(Collected data)
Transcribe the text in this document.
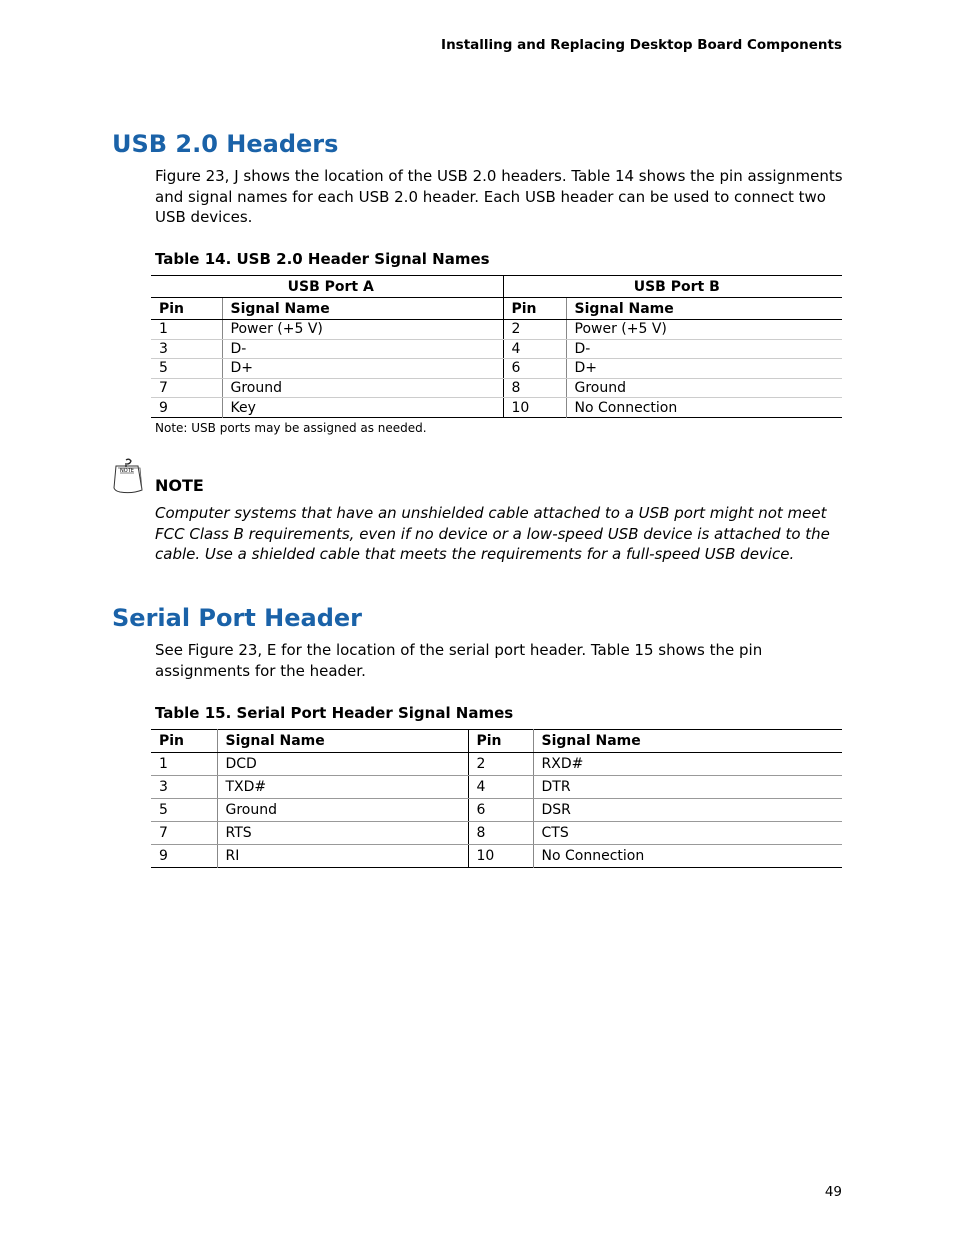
Installing and Replacing Desktop Board Components
USB 2.0 Headers

Figure 23, J shows the location of the USB 2.0 headers. Table 14 shows the pin assignments and signal names for each USB 2.0 header. Each USB header can be used to connect two USB devices.

Table 14. USB 2.0 Header Signal Names

USB Port A		USB Port B	
Pin	Signal Name	Pin	Signal Name
1	Power (+5 V)	2	Power (+5 V)
3	D-	4	D-
5	D+	6	D+
7	Ground	8	Ground
9	Key	10	No Connection

Note: USB ports may be assigned as needed.

NOTE

NOTE

Computer systems that have an unshielded cable attached to a USB port might not meet FCC Class B requirements, even if no device or a low-speed USB device is attached to the cable. Use a shielded cable that meets the requirements for a full-speed USB device.

Serial Port Header

See Figure 23, E for the location of the serial port header. Table 15 shows the pin assignments for the header.

Table 15. Serial Port Header Signal Names

Pin	Signal Name	Pin	Signal Name
1	DCD	2	RXD#
3	TXD#	4	DTR
5	Ground	6	DSR
7	RTS	8	CTS
9	RI	10	No Connection
49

* [Your instructions]
Leave out the pictures and retype every line above exactly.

* [The reply]
Transcribe the text in this document.
Installing and Replacing Desktop Board Components
USB 2.0 Headers

Figure 23, J shows the location of the USB 2.0 headers. Table 14 shows the pin assignments and signal names for each USB 2.0 header. Each USB header can be used to connect two USB devices.

Table 14. USB 2.0 Header Signal Names

USB Port A		USB Port B	
Pin	Signal Name	Pin	Signal Name
1	Power (+5 V)	2	Power (+5 V)
3	D-	4	D-
5	D+	6	D+
7	Ground	8	Ground
9	Key	10	No Connection

Note: USB ports may be assigned as needed.

NOTE

NOTE

Computer systems that have an unshielded cable attached to a USB port might not meet FCC Class B requirements, even if no device or a low-speed USB device is attached to the cable. Use a shielded cable that meets the requirements for a full-speed USB device.

Serial Port Header

See Figure 23, E for the location of the serial port header. Table 15 shows the pin assignments for the header.

Table 15. Serial Port Header Signal Names

Pin	Signal Name	Pin	Signal Name
1	DCD	2	RXD#
3	TXD#	4	DTR
5	Ground	6	DSR
7	RTS	8	CTS
9	RI	10	No Connection
49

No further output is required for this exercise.